### EXERCISE BRIEF
Write out every line of the material as it stands, apart from the pictures.

### RECORD EXCERPTS
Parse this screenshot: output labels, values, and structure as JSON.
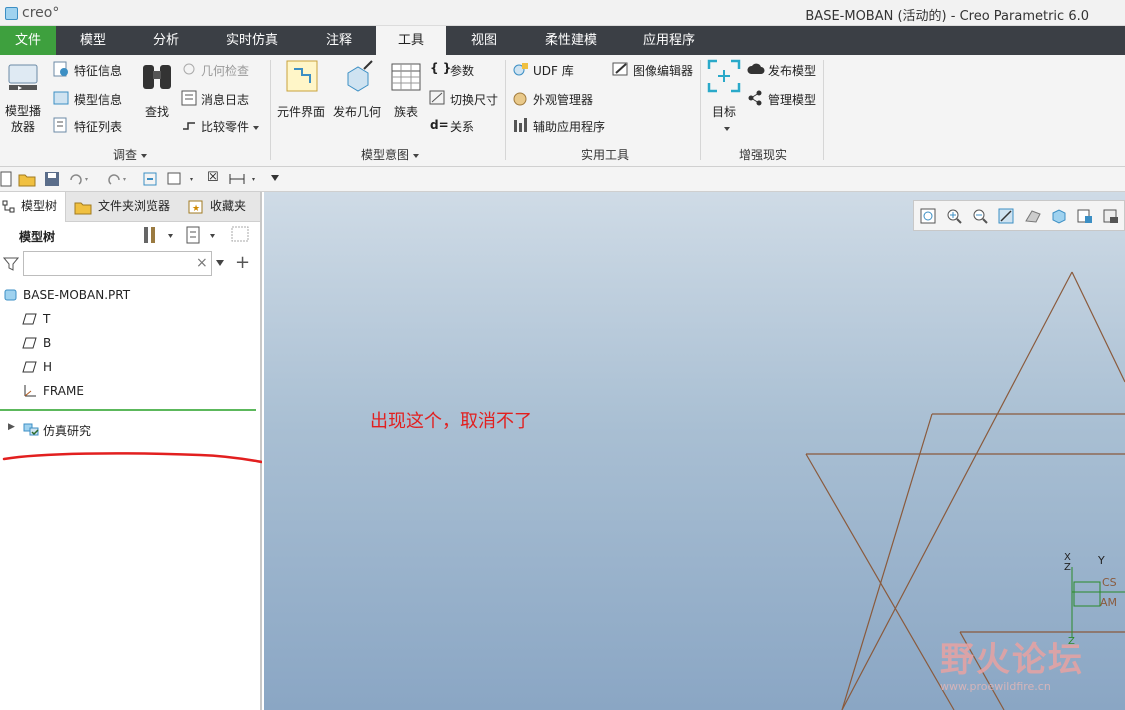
{
  "app": {
    "logo_text": "creo°",
    "window_title": "BASE-MOBAN (活动的) - Creo Parametric 6.0"
  },
  "tabs": [
    "文件",
    "模型",
    "分析",
    "实时仿真",
    "注释",
    "工具",
    "视图",
    "柔性建模",
    "应用程序"
  ],
  "active_tab": "工具",
  "ribbon": {
    "investigate": {
      "label": "调查",
      "model_player": "模型播放器",
      "feature_info": "特征信息",
      "model_info": "模型信息",
      "feature_list": "特征列表",
      "find": "查找",
      "geometry_check": "几何检查",
      "message_log": "消息日志",
      "compare_part": "比较零件"
    },
    "model_intent": {
      "label": "模型意图",
      "component_interface": "元件界面",
      "publish_geometry": "发布几何",
      "family_table": "族表",
      "parameters": "参数",
      "switch_dimensions": "切换尺寸",
      "relations": "关系"
    },
    "utilities": {
      "label": "实用工具",
      "udf_library": "UDF 库",
      "image_editor": "图像编辑器",
      "appearance_manager": "外观管理器",
      "aux_applications": "辅助应用程序"
    },
    "augmented_reality": {
      "label": "增强现实",
      "target": "目标",
      "publish_model": "发布模型",
      "manage_model": "管理模型"
    }
  },
  "panel": {
    "tabs": [
      "模型树",
      "文件夹浏览器",
      "收藏夹"
    ],
    "tree_header": "模型树",
    "search_value": "",
    "items": [
      {
        "label": "BASE-MOBAN.PRT",
        "icon": "part-icon"
      },
      {
        "label": "T",
        "icon": "datum-plane-icon"
      },
      {
        "label": "B",
        "icon": "datum-plane-icon"
      },
      {
        "label": "H",
        "icon": "datum-plane-icon"
      },
      {
        "label": "FRAME",
        "icon": "csys-icon"
      }
    ],
    "study_item": "仿真研究"
  },
  "viewport": {
    "annotation": "出现这个，取消不了",
    "watermark": "野火论坛",
    "watermark_url": "www.proewildfire.cn",
    "axis_labels": [
      "X",
      "Y",
      "Z",
      "CS",
      "AM",
      "Z"
    ]
  },
  "colors": {
    "file_tab": "#3ea03e",
    "tab_bar": "#3b3f45",
    "annotation": "#e21f1f",
    "geometry": "#8a5a3c",
    "separator_green": "#5cb85c"
  }
}
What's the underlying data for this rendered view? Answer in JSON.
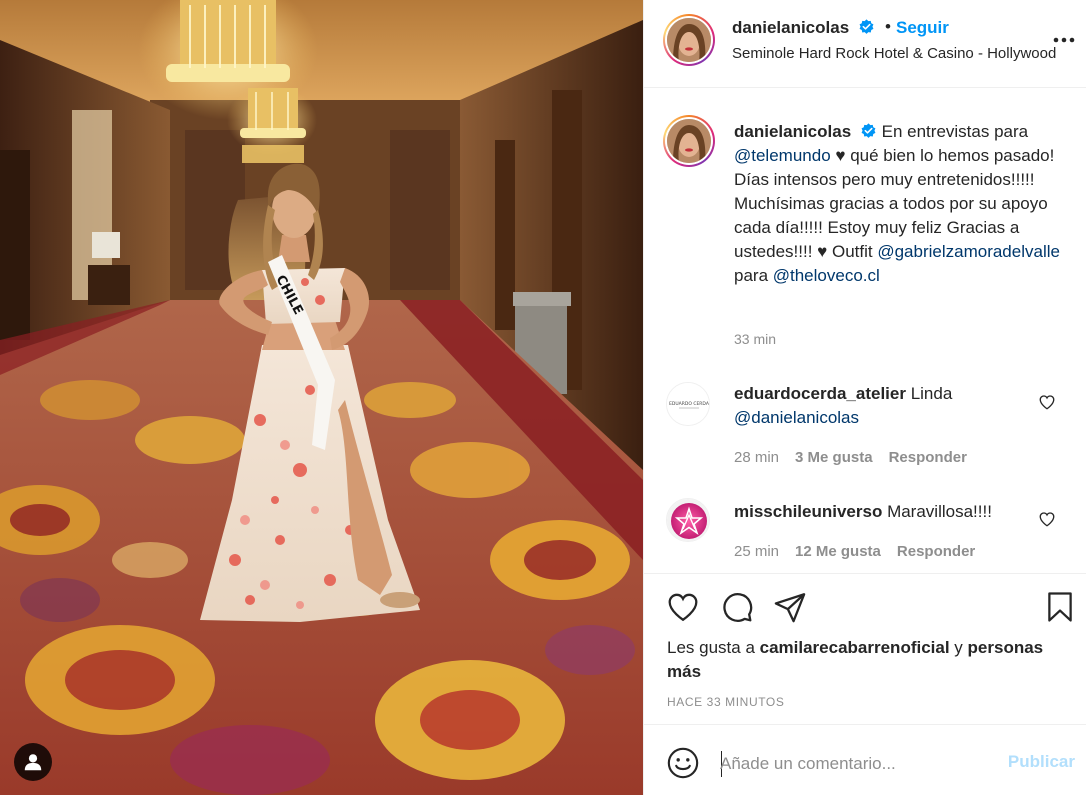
{
  "post": {
    "image_alt": "Woman in floral gown with CHILE sash standing in a hotel hallway with patterned carpet and chandeliers",
    "sash_text": "CHILE"
  },
  "header": {
    "username": "danielanicolas",
    "separator": "•",
    "follow_label": "Seguir",
    "location": "Seminole Hard Rock Hotel & Casino - Hollywood"
  },
  "caption": {
    "username": "danielanicolas",
    "text_1": " En entrevistas para ",
    "mention_1": "@telemundo",
    "text_2": " ♥ qué bien lo hemos pasado! Días intensos pero muy entretenidos!!!!! Muchísimas gracias a todos por su apoyo cada día!!!!! Estoy muy feliz Gracias a ustedes!!!! ♥ Outfit ",
    "mention_2": "@gabrielzamoradelvalle",
    "text_3": " para ",
    "mention_3": "@theloveco.cl",
    "time": "33 min"
  },
  "comments": [
    {
      "username": "eduardocerda_atelier",
      "text": " Linda ",
      "mention": "@danielanicolas",
      "avatar_text": "EDUARDO CERDA",
      "time": "28 min",
      "likes": "3 Me gusta",
      "reply": "Responder"
    },
    {
      "username": "misschileuniverso",
      "text": " Maravillosa!!!!",
      "mention": "",
      "time": "25 min",
      "likes": "12 Me gusta",
      "reply": "Responder"
    }
  ],
  "actions": {
    "likes_prefix": "Les gusta a ",
    "likes_user": "camilarecabarrenoficial",
    "likes_middle": " y ",
    "likes_others": "personas más",
    "post_time": "HACE 33 MINUTOS"
  },
  "comment_box": {
    "placeholder": "Añade un comentario...",
    "publish_label": "Publicar"
  },
  "colors": {
    "accent_blue": "#0095f6",
    "mention_blue": "#00376b",
    "publish_disabled": "#b2dffc",
    "muted_text": "#8e8e8e",
    "divider": "#efefef"
  },
  "icons": [
    "verified-badge-icon",
    "more-options-icon",
    "heart-icon",
    "comment-icon",
    "share-icon",
    "bookmark-icon",
    "emoji-icon",
    "user-tag-icon"
  ]
}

### THE RESPONSE
Parse this screenshot: output labels, values, and structure as JSON.
{
  "app": {
    "logo_text": "creo°",
    "window_title": "BASE-MOBAN (活动的) - Creo Parametric 6.0"
  },
  "tabs": [
    "文件",
    "模型",
    "分析",
    "实时仿真",
    "注释",
    "工具",
    "视图",
    "柔性建模",
    "应用程序"
  ],
  "active_tab": "工具",
  "ribbon": {
    "investigate": {
      "label": "调查",
      "model_player": "模型播放器",
      "feature_info": "特征信息",
      "model_info": "模型信息",
      "feature_list": "特征列表",
      "find": "查找",
      "geometry_check": "几何检查",
      "message_log": "消息日志",
      "compare_part": "比较零件"
    },
    "model_intent": {
      "label": "模型意图",
      "component_interface": "元件界面",
      "publish_geometry": "发布几何",
      "family_table": "族表",
      "parameters": "参数",
      "switch_dimensions": "切换尺寸",
      "relations": "关系"
    },
    "utilities": {
      "label": "实用工具",
      "udf_library": "UDF 库",
      "image_editor": "图像编辑器",
      "appearance_manager": "外观管理器",
      "aux_applications": "辅助应用程序"
    },
    "augmented_reality": {
      "label": "增强现实",
      "target": "目标",
      "publish_model": "发布模型",
      "manage_model": "管理模型"
    }
  },
  "panel": {
    "tabs": [
      "模型树",
      "文件夹浏览器",
      "收藏夹"
    ],
    "tree_header": "模型树",
    "search_value": "",
    "items": [
      {
        "label": "BASE-MOBAN.PRT",
        "icon": "part-icon"
      },
      {
        "label": "T",
        "icon": "datum-plane-icon"
      },
      {
        "label": "B",
        "icon": "datum-plane-icon"
      },
      {
        "label": "H",
        "icon": "datum-plane-icon"
      },
      {
        "label": "FRAME",
        "icon": "csys-icon"
      }
    ],
    "study_item": "仿真研究"
  },
  "viewport": {
    "annotation": "出现这个，取消不了",
    "watermark": "野火论坛",
    "watermark_url": "www.proewildfire.cn",
    "axis_labels": [
      "X",
      "Y",
      "Z",
      "CS",
      "AM",
      "Z"
    ]
  },
  "colors": {
    "file_tab": "#3ea03e",
    "tab_bar": "#3b3f45",
    "annotation": "#e21f1f",
    "geometry": "#8a5a3c",
    "separator_green": "#5cb85c"
  }
}
What's the underlying data for this rendered view? Answer in JSON.
{
  "post": {
    "image_alt": "Woman in floral gown with CHILE sash standing in a hotel hallway with patterned carpet and chandeliers",
    "sash_text": "CHILE"
  },
  "header": {
    "username": "danielanicolas",
    "separator": "•",
    "follow_label": "Seguir",
    "location": "Seminole Hard Rock Hotel & Casino - Hollywood"
  },
  "caption": {
    "username": "danielanicolas",
    "text_1": " En entrevistas para ",
    "mention_1": "@telemundo",
    "text_2": " ♥ qué bien lo hemos pasado! Días intensos pero muy entretenidos!!!!! Muchísimas gracias a todos por su apoyo cada día!!!!! Estoy muy feliz Gracias a ustedes!!!! ♥ Outfit ",
    "mention_2": "@gabrielzamoradelvalle",
    "text_3": " para ",
    "mention_3": "@theloveco.cl",
    "time": "33 min"
  },
  "comments": [
    {
      "username": "eduardocerda_atelier",
      "text": " Linda ",
      "mention": "@danielanicolas",
      "avatar_text": "EDUARDO CERDA",
      "time": "28 min",
      "likes": "3 Me gusta",
      "reply": "Responder"
    },
    {
      "username": "misschileuniverso",
      "text": " Maravillosa!!!!",
      "mention": "",
      "time": "25 min",
      "likes": "12 Me gusta",
      "reply": "Responder"
    }
  ],
  "actions": {
    "likes_prefix": "Les gusta a ",
    "likes_user": "camilarecabarrenoficial",
    "likes_middle": " y ",
    "likes_others": "personas más",
    "post_time": "HACE 33 MINUTOS"
  },
  "comment_box": {
    "placeholder": "Añade un comentario...",
    "publish_label": "Publicar"
  },
  "colors": {
    "accent_blue": "#0095f6",
    "mention_blue": "#00376b",
    "publish_disabled": "#b2dffc",
    "muted_text": "#8e8e8e",
    "divider": "#efefef"
  },
  "icons": [
    "verified-badge-icon",
    "more-options-icon",
    "heart-icon",
    "comment-icon",
    "share-icon",
    "bookmark-icon",
    "emoji-icon",
    "user-tag-icon"
  ]
}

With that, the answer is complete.